EXERCISE DATA:
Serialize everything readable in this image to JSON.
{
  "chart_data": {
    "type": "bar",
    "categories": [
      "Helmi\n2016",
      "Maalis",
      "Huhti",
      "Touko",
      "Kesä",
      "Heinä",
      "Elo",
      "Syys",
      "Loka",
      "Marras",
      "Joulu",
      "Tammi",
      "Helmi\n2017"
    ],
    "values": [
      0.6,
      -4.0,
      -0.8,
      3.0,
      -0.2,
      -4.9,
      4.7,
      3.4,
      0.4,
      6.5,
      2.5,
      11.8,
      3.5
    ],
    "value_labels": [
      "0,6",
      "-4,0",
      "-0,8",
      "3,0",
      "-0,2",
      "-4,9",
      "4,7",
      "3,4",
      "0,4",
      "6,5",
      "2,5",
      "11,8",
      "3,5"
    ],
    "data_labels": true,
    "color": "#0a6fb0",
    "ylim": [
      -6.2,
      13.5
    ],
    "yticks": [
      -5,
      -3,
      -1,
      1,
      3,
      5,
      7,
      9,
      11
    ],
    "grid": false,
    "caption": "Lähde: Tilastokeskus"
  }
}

==

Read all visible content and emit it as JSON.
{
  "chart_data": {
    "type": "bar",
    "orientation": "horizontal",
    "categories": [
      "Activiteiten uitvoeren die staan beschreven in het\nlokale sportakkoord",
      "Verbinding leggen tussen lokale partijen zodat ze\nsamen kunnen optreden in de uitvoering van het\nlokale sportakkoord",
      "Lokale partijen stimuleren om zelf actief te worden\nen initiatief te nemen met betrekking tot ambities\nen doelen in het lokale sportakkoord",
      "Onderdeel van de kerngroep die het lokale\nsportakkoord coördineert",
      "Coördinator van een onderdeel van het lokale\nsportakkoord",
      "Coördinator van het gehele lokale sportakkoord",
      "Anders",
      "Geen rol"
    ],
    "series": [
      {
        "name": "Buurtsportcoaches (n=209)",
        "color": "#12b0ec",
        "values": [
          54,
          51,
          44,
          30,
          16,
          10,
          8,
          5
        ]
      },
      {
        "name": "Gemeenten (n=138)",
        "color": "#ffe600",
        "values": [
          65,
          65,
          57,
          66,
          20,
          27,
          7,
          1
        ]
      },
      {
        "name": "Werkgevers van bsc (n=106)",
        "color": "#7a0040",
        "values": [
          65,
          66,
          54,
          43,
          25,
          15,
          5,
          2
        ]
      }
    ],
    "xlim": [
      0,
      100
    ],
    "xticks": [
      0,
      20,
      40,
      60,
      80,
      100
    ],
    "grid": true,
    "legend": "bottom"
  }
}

YOUR TASK: Count the lines in the records above that contain the word "JSON", and give only the number.

IN RESPONSE: 2